▶ [Problem details]
Exclude the pictures and return every line exactly as written.

▶ [Input rows]
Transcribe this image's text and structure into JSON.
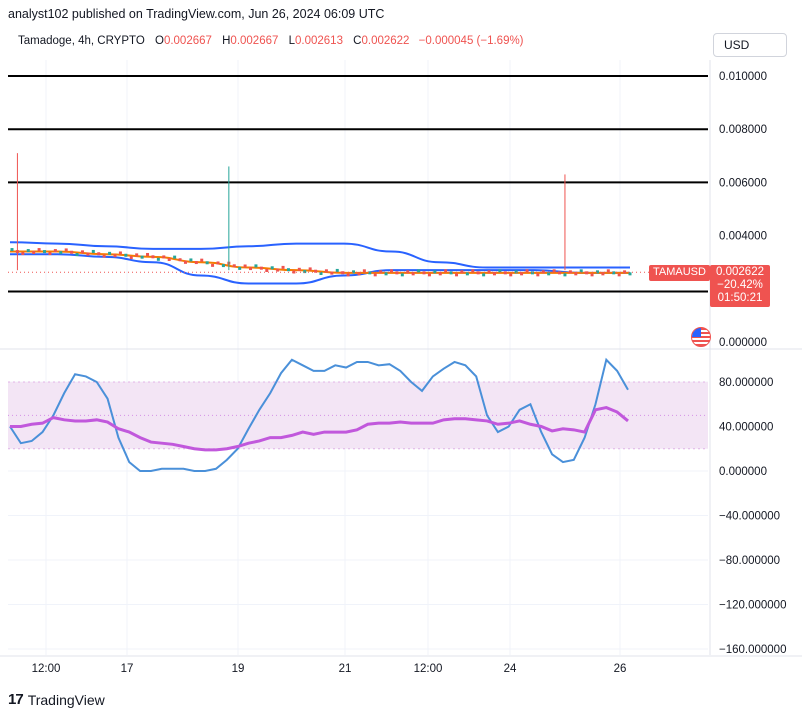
{
  "header": {
    "caption": "analyst102 published on TradingView.com, Jun 26, 2024 06:09 UTC",
    "symbol": "Tamadoge, 4h, CRYPTO",
    "o_label": "O",
    "o_value": "0.002667",
    "h_label": "H",
    "h_value": "0.002667",
    "l_label": "L",
    "l_value": "0.002613",
    "c_label": "C",
    "c_value": "0.002622",
    "change": "−0.000045 (−1.69%)"
  },
  "currency_button": "USD",
  "price_tag": {
    "symbol": "TAMAUSD",
    "price": "0.002622",
    "change_pct": "−20.42%",
    "countdown": "01:50:21"
  },
  "footer": {
    "brand": "TradingView",
    "logo_glyph": "17"
  },
  "colors": {
    "up": "#26a69a",
    "down": "#ef5350",
    "bb_band": "#2962ff",
    "ma": "#f57c00",
    "stoch_k": "#4a90d9",
    "stoch_d": "#c158dc",
    "stoch_band_fill": "#f3e5f5",
    "level_line": "#000000"
  },
  "chart_data": [
    {
      "type": "candlestick",
      "panel": "price",
      "ylim": [
        0.0,
        0.0105
      ],
      "price_axis_ticks": [
        "0.010000",
        "0.008000",
        "0.006000",
        "0.004000",
        "0.000000"
      ],
      "price_axis_tick_values": [
        0.01,
        0.008,
        0.006,
        0.004,
        0.0
      ],
      "x_axis_ticks": [
        "12:00",
        "17",
        "19",
        "21",
        "12:00",
        "24",
        "26"
      ],
      "horizontal_levels": [
        0.01,
        0.008,
        0.006,
        0.0019
      ],
      "wick_spikes": [
        {
          "index": 1,
          "high": 0.0071,
          "color": "down"
        },
        {
          "index": 40,
          "high": 0.0066,
          "color": "up"
        },
        {
          "index": 102,
          "high": 0.0063,
          "color": "down"
        }
      ],
      "bollinger_upper": [
        0.00375,
        0.0037,
        0.0036,
        0.0035,
        0.0035,
        0.0036,
        0.0037,
        0.0037,
        0.0034,
        0.003,
        0.0028,
        0.0028,
        0.0028,
        0.0028
      ],
      "bollinger_lower": [
        0.0033,
        0.0033,
        0.0032,
        0.003,
        0.0025,
        0.0022,
        0.0022,
        0.0025,
        0.0027,
        0.0027,
        0.0027,
        0.0027,
        0.0026,
        0.0026
      ],
      "moving_average": [
        0.0034,
        0.0034,
        0.0033,
        0.0032,
        0.003,
        0.0028,
        0.0027,
        0.0026,
        0.0026,
        0.0026,
        0.0026,
        0.0026,
        0.0026,
        0.0026
      ],
      "last_close": 0.002622
    },
    {
      "type": "line",
      "panel": "stochastic",
      "ylim": [
        -165,
        100
      ],
      "axis_ticks": [
        "80.000000",
        "40.000000",
        "0.000000",
        "−40.000000",
        "−80.000000",
        "−120.000000",
        "−160.000000"
      ],
      "axis_tick_values": [
        80,
        40,
        0,
        -40,
        -80,
        -120,
        -160
      ],
      "band": [
        20,
        80
      ],
      "series": [
        {
          "values": [
            40,
            25,
            27,
            35,
            50,
            70,
            87,
            85,
            80,
            65,
            30,
            8,
            0,
            0,
            2,
            2,
            2,
            0,
            0,
            2,
            10,
            20,
            38,
            55,
            70,
            88,
            100,
            95,
            90,
            90,
            95,
            93,
            98,
            98,
            95,
            96,
            90,
            80,
            72,
            85,
            92,
            98,
            95,
            85,
            50,
            35,
            40,
            55,
            60,
            35,
            15,
            8,
            10,
            30,
            60,
            100,
            90,
            73
          ]
        },
        {
          "values": [
            40,
            40,
            42,
            43,
            48,
            46,
            45,
            45,
            46,
            44,
            38,
            35,
            30,
            26,
            25,
            24,
            22,
            20,
            19,
            19,
            20,
            22,
            25,
            27,
            30,
            30,
            32,
            35,
            33,
            35,
            35,
            35,
            37,
            42,
            43,
            43,
            44,
            43,
            43,
            43,
            46,
            47,
            47,
            46,
            45,
            42,
            43,
            45,
            42,
            40,
            36,
            38,
            37,
            35,
            55,
            57,
            53,
            45
          ]
        }
      ]
    }
  ]
}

▶ [The response]
Transcribe this image's text and structure into JSON.
{
  "header": {
    "caption": "analyst102 published on TradingView.com, Jun 26, 2024 06:09 UTC",
    "symbol": "Tamadoge, 4h, CRYPTO",
    "o_label": "O",
    "o_value": "0.002667",
    "h_label": "H",
    "h_value": "0.002667",
    "l_label": "L",
    "l_value": "0.002613",
    "c_label": "C",
    "c_value": "0.002622",
    "change": "−0.000045 (−1.69%)"
  },
  "currency_button": "USD",
  "price_tag": {
    "symbol": "TAMAUSD",
    "price": "0.002622",
    "change_pct": "−20.42%",
    "countdown": "01:50:21"
  },
  "footer": {
    "brand": "TradingView",
    "logo_glyph": "17"
  },
  "colors": {
    "up": "#26a69a",
    "down": "#ef5350",
    "bb_band": "#2962ff",
    "ma": "#f57c00",
    "stoch_k": "#4a90d9",
    "stoch_d": "#c158dc",
    "stoch_band_fill": "#f3e5f5",
    "level_line": "#000000"
  },
  "chart_data": [
    {
      "type": "candlestick",
      "panel": "price",
      "ylim": [
        0.0,
        0.0105
      ],
      "price_axis_ticks": [
        "0.010000",
        "0.008000",
        "0.006000",
        "0.004000",
        "0.000000"
      ],
      "price_axis_tick_values": [
        0.01,
        0.008,
        0.006,
        0.004,
        0.0
      ],
      "x_axis_ticks": [
        "12:00",
        "17",
        "19",
        "21",
        "12:00",
        "24",
        "26"
      ],
      "horizontal_levels": [
        0.01,
        0.008,
        0.006,
        0.0019
      ],
      "wick_spikes": [
        {
          "index": 1,
          "high": 0.0071,
          "color": "down"
        },
        {
          "index": 40,
          "high": 0.0066,
          "color": "up"
        },
        {
          "index": 102,
          "high": 0.0063,
          "color": "down"
        }
      ],
      "bollinger_upper": [
        0.00375,
        0.0037,
        0.0036,
        0.0035,
        0.0035,
        0.0036,
        0.0037,
        0.0037,
        0.0034,
        0.003,
        0.0028,
        0.0028,
        0.0028,
        0.0028
      ],
      "bollinger_lower": [
        0.0033,
        0.0033,
        0.0032,
        0.003,
        0.0025,
        0.0022,
        0.0022,
        0.0025,
        0.0027,
        0.0027,
        0.0027,
        0.0027,
        0.0026,
        0.0026
      ],
      "moving_average": [
        0.0034,
        0.0034,
        0.0033,
        0.0032,
        0.003,
        0.0028,
        0.0027,
        0.0026,
        0.0026,
        0.0026,
        0.0026,
        0.0026,
        0.0026,
        0.0026
      ],
      "last_close": 0.002622
    },
    {
      "type": "line",
      "panel": "stochastic",
      "ylim": [
        -165,
        100
      ],
      "axis_ticks": [
        "80.000000",
        "40.000000",
        "0.000000",
        "−40.000000",
        "−80.000000",
        "−120.000000",
        "−160.000000"
      ],
      "axis_tick_values": [
        80,
        40,
        0,
        -40,
        -80,
        -120,
        -160
      ],
      "band": [
        20,
        80
      ],
      "series": [
        {
          "values": [
            40,
            25,
            27,
            35,
            50,
            70,
            87,
            85,
            80,
            65,
            30,
            8,
            0,
            0,
            2,
            2,
            2,
            0,
            0,
            2,
            10,
            20,
            38,
            55,
            70,
            88,
            100,
            95,
            90,
            90,
            95,
            93,
            98,
            98,
            95,
            96,
            90,
            80,
            72,
            85,
            92,
            98,
            95,
            85,
            50,
            35,
            40,
            55,
            60,
            35,
            15,
            8,
            10,
            30,
            60,
            100,
            90,
            73
          ]
        },
        {
          "values": [
            40,
            40,
            42,
            43,
            48,
            46,
            45,
            45,
            46,
            44,
            38,
            35,
            30,
            26,
            25,
            24,
            22,
            20,
            19,
            19,
            20,
            22,
            25,
            27,
            30,
            30,
            32,
            35,
            33,
            35,
            35,
            35,
            37,
            42,
            43,
            43,
            44,
            43,
            43,
            43,
            46,
            47,
            47,
            46,
            45,
            42,
            43,
            45,
            42,
            40,
            36,
            38,
            37,
            35,
            55,
            57,
            53,
            45
          ]
        }
      ]
    }
  ]
}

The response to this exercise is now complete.